▶ [What needs to be done]:
Track down the lines that contain "Ἀχιλῆϊ" and copy them.
Start of Data supplied
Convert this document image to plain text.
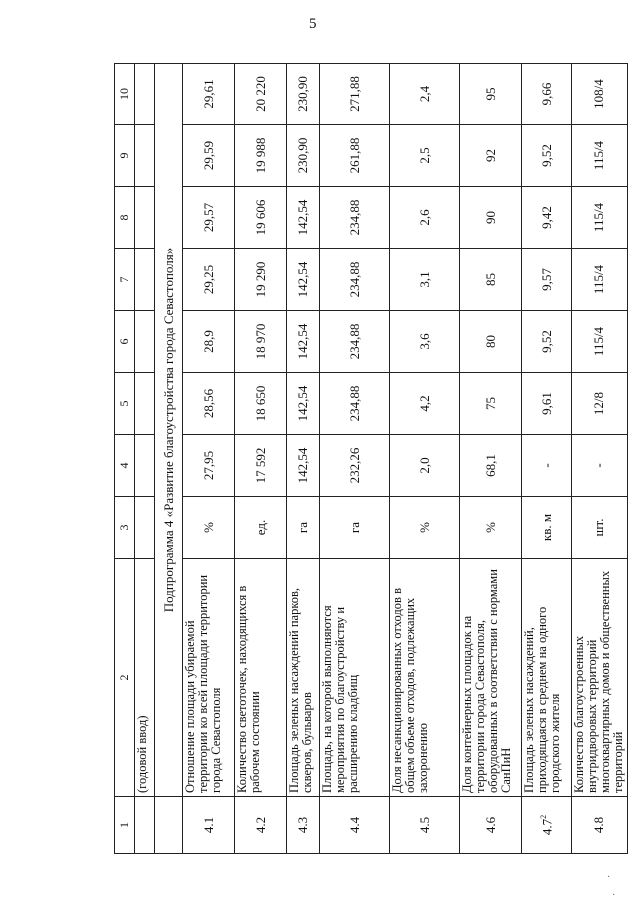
5
1	2	3	4	5	6	7	8	9	10
	(годовой ввод)								
	Подпрограмма 4 «Развитие благоустройства города Севастополя»								
4.1	Отношение площади убираемой территории ко всей площади территории города Севастополя	%	27,95	28,56	28,9	29,25	29,57	29,59	29,61
4.2	Количество светоточек, находящихся в рабочем состоянии	ед.	17 592	18 650	18 970	19 290	19 606	19 988	20 220
4.3	Площадь зеленых насаждений парков, скверов, бульваров	га	142,54	142,54	142,54	142,54	142,54	230,90	230,90
4.4	Площадь, на которой выполняются мероприятия по благоустройству и расширению кладбищ	га	232,26	234,88	234,88	234,88	234,88	261,88	271,88
4.5	Доля несанкционированных отходов в общем объеме отходов, подлежащих захоронению	%	2,0	4,2	3,6	3,1	2,6	2,5	2,4
4.6	Доля контейнерных площадок на территории города Севастополя, оборудованных в соответствии с нормами СанПиН	%	68,1	75	80	85	90	92	95
$4.7^2$	Площадь зеленых насаждений, приходящаяся в среднем на одного городского жителя	кв. м	-	9,61	9,52	9,57	9,42	9,52	9,66
4.8	Количество благоустроенных внутридворовых территорий многоквартирных домов и общественных территорий	шт.	-	12/8	115/4	115/4	115/4	115/4	108/4
·
·
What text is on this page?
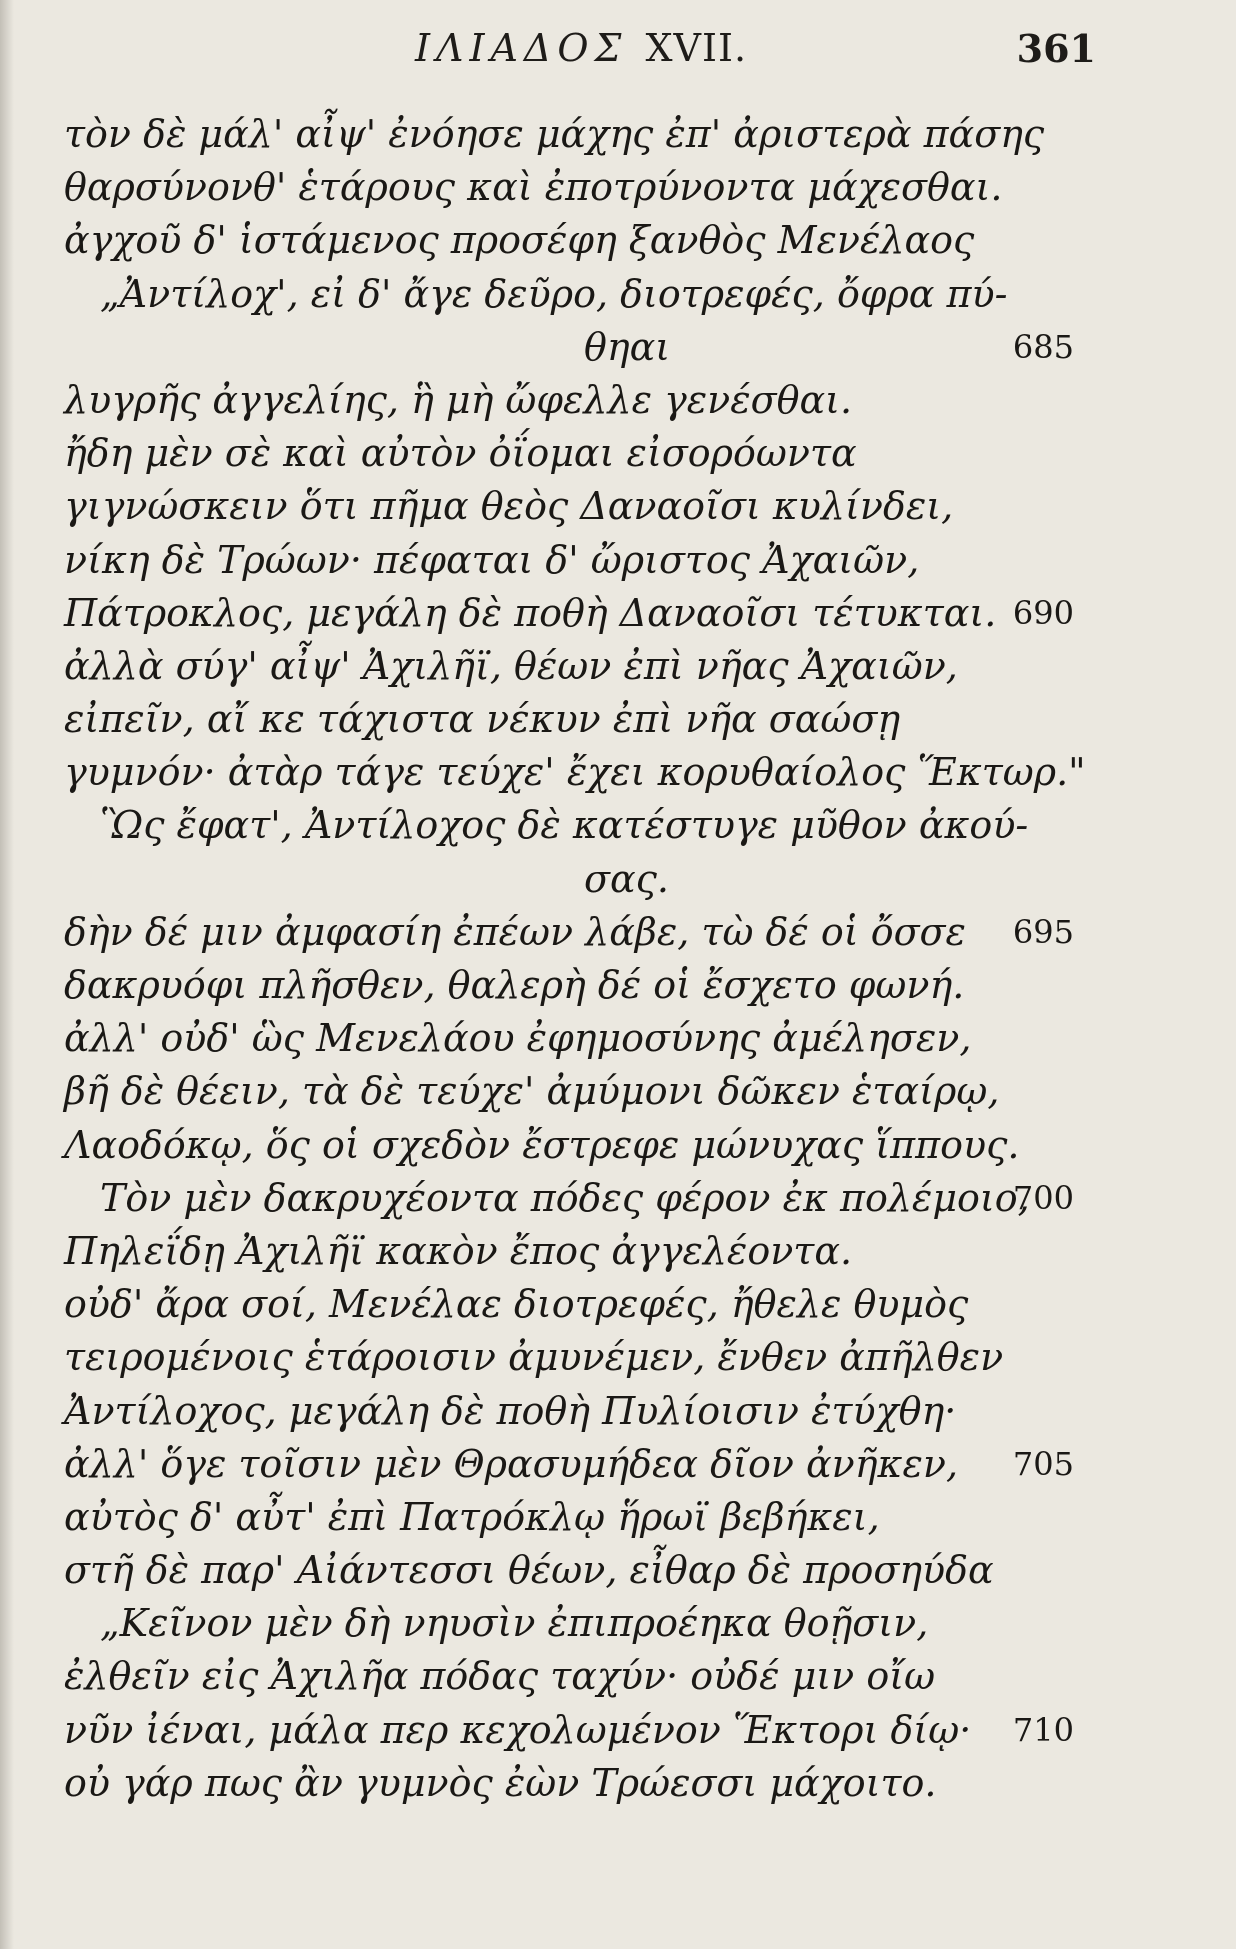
ΙΛΙΑΔΟΣ XVII.	361
τὸν δὲ μάλ' αἶψ' ἐνόησε μάχης ἐπ' ἀριστερὰ πάσης
θαρσύνονθ' ἑτάρους καὶ ἐποτρύνοντα μάχεσθαι.
ἀγχοῦ δ' ἱστάμενος προσέφη ξανθὸς Μενέλαος
„Ἀντίλοχ', εἰ δ' ἄγε δεῦρο, διοτρεφές, ὄφρα πύ-
θηαι	685
λυγρῆς ἀγγελίης, ἣ μὴ ὤφελλε γενέσθαι.
ἤδη μὲν σὲ καὶ αὐτὸν ὀΐομαι εἰσορόωντα
γιγνώσκειν ὅτι πῆμα θεὸς Δαναοῖσι κυλίνδει,
νίκη δὲ Τρώων· πέφαται δ' ὤριστος Ἀχαιῶν,
Πάτροκλος, μεγάλη δὲ ποθὴ Δαναοῖσι τέτυκται. 690
ἀλλὰ σύγ' αἶψ' Ἀχιλῆϊ, θέων ἐπὶ νῆας Ἀχαιῶν,
εἰπεῖν, αἴ κε τάχιστα νέκυν ἐπὶ νῆα σαώσῃ
γυμνόν· ἀτὰρ τάγε τεύχε' ἔχει κορυθαίολος Ἕκτωρ."
Ὣς ἔφατ', Ἀντίλοχος δὲ κατέστυγε μῦθον ἀκού-
σας.
δὴν δέ μιν ἀμφασίη ἐπέων λάβε, τὼ δέ οἱ ὄσσε 695
δακρυόφι πλῆσθεν, θαλερὴ δέ οἱ ἔσχετο φωνή.
ἀλλ' οὐδ' ὣς Μενελάου ἐφημοσύνης ἀμέλησεν,
βῆ δὲ θέειν, τὰ δὲ τεύχε' ἀμύμονι δῶκεν ἑταίρῳ,
Λαοδόκῳ, ὅς οἱ σχεδὸν ἔστρεφε μώνυχας ἵππους.
Τὸν μὲν δακρυχέοντα πόδες φέρον ἐκ πολέμοιο,
700
Πηλεΐδῃ Ἀχιλῆϊ κακὸν ἔπος ἀγγελέοντα.
οὐδ' ἄρα σοί, Μενέλαε διοτρεφές, ἤθελε θυμὸς
τειρομένοις ἑτάροισιν ἀμυνέμεν, ἔνθεν ἀπῆλθεν
Ἀντίλοχος, μεγάλη δὲ ποθὴ Πυλίοισιν ἐτύχθη·
ἀλλ' ὅγε τοῖσιν μὲν Θρασυμήδεα δῖον ἀνῆκεν, 705
αὐτὸς δ' αὖτ' ἐπὶ Πατρόκλῳ ἥρωϊ βεβήκει,
στῆ δὲ παρ' Αἰάντεσσι θέων, εἶθαρ δὲ προσηύδα
„Κεῖνον μὲν δὴ νηυσὶν ἐπιπροέηκα θοῇσιν,
ἐλθεῖν εἰς Ἀχιλῆα πόδας ταχύν· οὐδέ μιν οἴω
νῦν ἰέναι, μάλα περ κεχολωμένον Ἕκτορι δίῳ· 710
οὐ γάρ πως ἂν γυμνὸς ἐὼν Τρώεσσι μάχοιτο.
End of Data supplied
▶ [Exercise result]:
ἀλλὰ σύγ' αἶψ' Ἀχιλῆϊ, θέων ἐπὶ νῆας Ἀχαιῶν,
Πηλεΐδῃ Ἀχιλῆϊ κακὸν ἔπος ἀγγελέοντα.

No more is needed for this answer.